The task: Set down the material below in full, matching it exactly.

Input material:
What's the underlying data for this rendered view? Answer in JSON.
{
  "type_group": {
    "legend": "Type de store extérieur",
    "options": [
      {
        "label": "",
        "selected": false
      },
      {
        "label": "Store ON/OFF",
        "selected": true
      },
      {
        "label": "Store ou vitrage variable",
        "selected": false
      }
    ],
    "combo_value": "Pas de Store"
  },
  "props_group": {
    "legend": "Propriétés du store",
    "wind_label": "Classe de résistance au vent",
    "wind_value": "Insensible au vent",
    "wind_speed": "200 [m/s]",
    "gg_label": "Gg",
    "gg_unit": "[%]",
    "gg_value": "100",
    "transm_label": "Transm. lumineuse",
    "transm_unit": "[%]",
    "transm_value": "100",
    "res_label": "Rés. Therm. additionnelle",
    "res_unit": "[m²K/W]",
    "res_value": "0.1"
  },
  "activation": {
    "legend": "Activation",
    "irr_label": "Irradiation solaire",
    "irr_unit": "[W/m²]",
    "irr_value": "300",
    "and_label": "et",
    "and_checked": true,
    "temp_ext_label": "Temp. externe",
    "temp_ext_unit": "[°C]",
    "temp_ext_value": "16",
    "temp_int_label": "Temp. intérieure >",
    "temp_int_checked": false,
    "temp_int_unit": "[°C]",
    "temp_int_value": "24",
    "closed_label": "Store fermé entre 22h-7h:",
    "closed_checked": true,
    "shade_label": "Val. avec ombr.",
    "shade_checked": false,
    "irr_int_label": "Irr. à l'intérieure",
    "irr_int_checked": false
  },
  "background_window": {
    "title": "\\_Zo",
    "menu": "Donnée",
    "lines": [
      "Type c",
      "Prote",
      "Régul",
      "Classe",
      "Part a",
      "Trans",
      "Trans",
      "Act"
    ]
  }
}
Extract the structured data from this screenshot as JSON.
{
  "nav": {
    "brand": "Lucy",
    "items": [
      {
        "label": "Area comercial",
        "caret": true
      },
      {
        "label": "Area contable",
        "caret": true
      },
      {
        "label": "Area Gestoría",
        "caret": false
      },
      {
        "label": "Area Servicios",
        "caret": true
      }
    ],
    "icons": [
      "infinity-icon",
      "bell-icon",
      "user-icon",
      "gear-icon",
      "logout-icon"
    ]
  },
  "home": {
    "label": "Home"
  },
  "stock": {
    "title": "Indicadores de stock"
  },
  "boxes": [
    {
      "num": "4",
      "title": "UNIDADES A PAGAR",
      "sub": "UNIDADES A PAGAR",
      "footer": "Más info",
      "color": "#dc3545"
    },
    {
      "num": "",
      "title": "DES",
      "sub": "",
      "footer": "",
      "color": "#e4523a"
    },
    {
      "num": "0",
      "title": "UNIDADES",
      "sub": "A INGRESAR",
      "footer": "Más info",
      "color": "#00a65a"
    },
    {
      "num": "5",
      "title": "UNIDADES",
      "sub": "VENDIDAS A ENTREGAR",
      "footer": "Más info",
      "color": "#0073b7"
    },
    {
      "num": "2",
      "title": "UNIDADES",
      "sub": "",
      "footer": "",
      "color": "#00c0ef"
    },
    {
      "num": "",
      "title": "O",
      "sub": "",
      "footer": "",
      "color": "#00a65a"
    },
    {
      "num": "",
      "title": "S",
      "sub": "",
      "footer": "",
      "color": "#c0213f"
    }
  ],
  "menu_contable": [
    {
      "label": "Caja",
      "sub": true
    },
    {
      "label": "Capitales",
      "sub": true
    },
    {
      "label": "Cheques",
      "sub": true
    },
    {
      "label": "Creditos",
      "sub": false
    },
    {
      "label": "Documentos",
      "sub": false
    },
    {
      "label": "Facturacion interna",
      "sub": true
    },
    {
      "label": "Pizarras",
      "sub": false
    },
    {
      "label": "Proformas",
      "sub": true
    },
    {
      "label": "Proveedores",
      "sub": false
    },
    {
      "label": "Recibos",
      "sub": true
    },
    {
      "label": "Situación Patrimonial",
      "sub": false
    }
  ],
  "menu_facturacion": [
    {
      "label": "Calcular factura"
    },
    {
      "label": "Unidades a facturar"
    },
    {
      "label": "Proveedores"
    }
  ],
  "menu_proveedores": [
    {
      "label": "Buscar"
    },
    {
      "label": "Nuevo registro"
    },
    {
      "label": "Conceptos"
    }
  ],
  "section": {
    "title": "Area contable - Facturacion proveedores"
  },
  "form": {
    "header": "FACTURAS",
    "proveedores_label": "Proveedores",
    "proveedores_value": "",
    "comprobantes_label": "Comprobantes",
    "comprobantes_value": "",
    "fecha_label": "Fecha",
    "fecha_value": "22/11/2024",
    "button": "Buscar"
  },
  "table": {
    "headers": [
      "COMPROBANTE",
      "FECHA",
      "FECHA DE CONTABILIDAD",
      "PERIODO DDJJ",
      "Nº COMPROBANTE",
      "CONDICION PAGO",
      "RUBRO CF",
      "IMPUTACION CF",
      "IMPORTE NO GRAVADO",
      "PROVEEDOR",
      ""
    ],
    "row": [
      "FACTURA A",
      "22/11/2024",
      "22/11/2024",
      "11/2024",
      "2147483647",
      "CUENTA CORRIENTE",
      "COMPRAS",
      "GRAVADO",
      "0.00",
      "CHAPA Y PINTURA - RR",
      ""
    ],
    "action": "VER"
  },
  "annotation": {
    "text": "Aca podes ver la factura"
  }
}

Result of the task:
What's the underlying data for this rendered view? Answer in JSON.
{
  "type_group": {
    "legend": "Type de store extérieur",
    "options": [
      {
        "label": "",
        "selected": false
      },
      {
        "label": "Store ON/OFF",
        "selected": true
      },
      {
        "label": "Store ou vitrage variable",
        "selected": false
      }
    ],
    "combo_value": "Pas de Store"
  },
  "props_group": {
    "legend": "Propriétés du store",
    "wind_label": "Classe de résistance au vent",
    "wind_value": "Insensible au vent",
    "wind_speed": "200 [m/s]",
    "gg_label": "Gg",
    "gg_unit": "[%]",
    "gg_value": "100",
    "transm_label": "Transm. lumineuse",
    "transm_unit": "[%]",
    "transm_value": "100",
    "res_label": "Rés. Therm. additionnelle",
    "res_unit": "[m²K/W]",
    "res_value": "0.1"
  },
  "activation": {
    "legend": "Activation",
    "irr_label": "Irradiation solaire",
    "irr_unit": "[W/m²]",
    "irr_value": "300",
    "and_label": "et",
    "and_checked": true,
    "temp_ext_label": "Temp. externe",
    "temp_ext_unit": "[°C]",
    "temp_ext_value": "16",
    "temp_int_label": "Temp. intérieure >",
    "temp_int_checked": false,
    "temp_int_unit": "[°C]",
    "temp_int_value": "24",
    "closed_label": "Store fermé entre 22h-7h:",
    "closed_checked": true,
    "shade_label": "Val. avec ombr.",
    "shade_checked": false,
    "irr_int_label": "Irr. à l'intérieure",
    "irr_int_checked": false
  },
  "background_window": {
    "title": "\\_Zo",
    "menu": "Donnée",
    "lines": [
      "Type c",
      "Prote",
      "Régul",
      "Classe",
      "Part a",
      "Trans",
      "Trans",
      "Act"
    ]
  }
}
Extract the structured data from this screenshot as JSON.
{
  "nav": {
    "brand": "Lucy",
    "items": [
      {
        "label": "Area comercial",
        "caret": true
      },
      {
        "label": "Area contable",
        "caret": true
      },
      {
        "label": "Area Gestoría",
        "caret": false
      },
      {
        "label": "Area Servicios",
        "caret": true
      }
    ],
    "icons": [
      "infinity-icon",
      "bell-icon",
      "user-icon",
      "gear-icon",
      "logout-icon"
    ]
  },
  "home": {
    "label": "Home"
  },
  "stock": {
    "title": "Indicadores de stock"
  },
  "boxes": [
    {
      "num": "4",
      "title": "UNIDADES A PAGAR",
      "sub": "UNIDADES A PAGAR",
      "footer": "Más info",
      "color": "#dc3545"
    },
    {
      "num": "",
      "title": "DES",
      "sub": "",
      "footer": "",
      "color": "#e4523a"
    },
    {
      "num": "0",
      "title": "UNIDADES",
      "sub": "A INGRESAR",
      "footer": "Más info",
      "color": "#00a65a"
    },
    {
      "num": "5",
      "title": "UNIDADES",
      "sub": "VENDIDAS A ENTREGAR",
      "footer": "Más info",
      "color": "#0073b7"
    },
    {
      "num": "2",
      "title": "UNIDADES",
      "sub": "",
      "footer": "",
      "color": "#00c0ef"
    },
    {
      "num": "",
      "title": "O",
      "sub": "",
      "footer": "",
      "color": "#00a65a"
    },
    {
      "num": "",
      "title": "S",
      "sub": "",
      "footer": "",
      "color": "#c0213f"
    }
  ],
  "menu_contable": [
    {
      "label": "Caja",
      "sub": true
    },
    {
      "label": "Capitales",
      "sub": true
    },
    {
      "label": "Cheques",
      "sub": true
    },
    {
      "label": "Creditos",
      "sub": false
    },
    {
      "label": "Documentos",
      "sub": false
    },
    {
      "label": "Facturacion interna",
      "sub": true
    },
    {
      "label": "Pizarras",
      "sub": false
    },
    {
      "label": "Proformas",
      "sub": true
    },
    {
      "label": "Proveedores",
      "sub": false
    },
    {
      "label": "Recibos",
      "sub": true
    },
    {
      "label": "Situación Patrimonial",
      "sub": false
    }
  ],
  "menu_facturacion": [
    {
      "label": "Calcular factura"
    },
    {
      "label": "Unidades a facturar"
    },
    {
      "label": "Proveedores"
    }
  ],
  "menu_proveedores": [
    {
      "label": "Buscar"
    },
    {
      "label": "Nuevo registro"
    },
    {
      "label": "Conceptos"
    }
  ],
  "section": {
    "title": "Area contable - Facturacion proveedores"
  },
  "form": {
    "header": "FACTURAS",
    "proveedores_label": "Proveedores",
    "proveedores_value": "",
    "comprobantes_label": "Comprobantes",
    "comprobantes_value": "",
    "fecha_label": "Fecha",
    "fecha_value": "22/11/2024",
    "button": "Buscar"
  },
  "table": {
    "headers": [
      "COMPROBANTE",
      "FECHA",
      "FECHA DE CONTABILIDAD",
      "PERIODO DDJJ",
      "Nº COMPROBANTE",
      "CONDICION PAGO",
      "RUBRO CF",
      "IMPUTACION CF",
      "IMPORTE NO GRAVADO",
      "PROVEEDOR",
      ""
    ],
    "row": [
      "FACTURA A",
      "22/11/2024",
      "22/11/2024",
      "11/2024",
      "2147483647",
      "CUENTA CORRIENTE",
      "COMPRAS",
      "GRAVADO",
      "0.00",
      "CHAPA Y PINTURA - RR",
      ""
    ],
    "action": "VER"
  },
  "annotation": {
    "text": "Aca podes ver la factura"
  }
}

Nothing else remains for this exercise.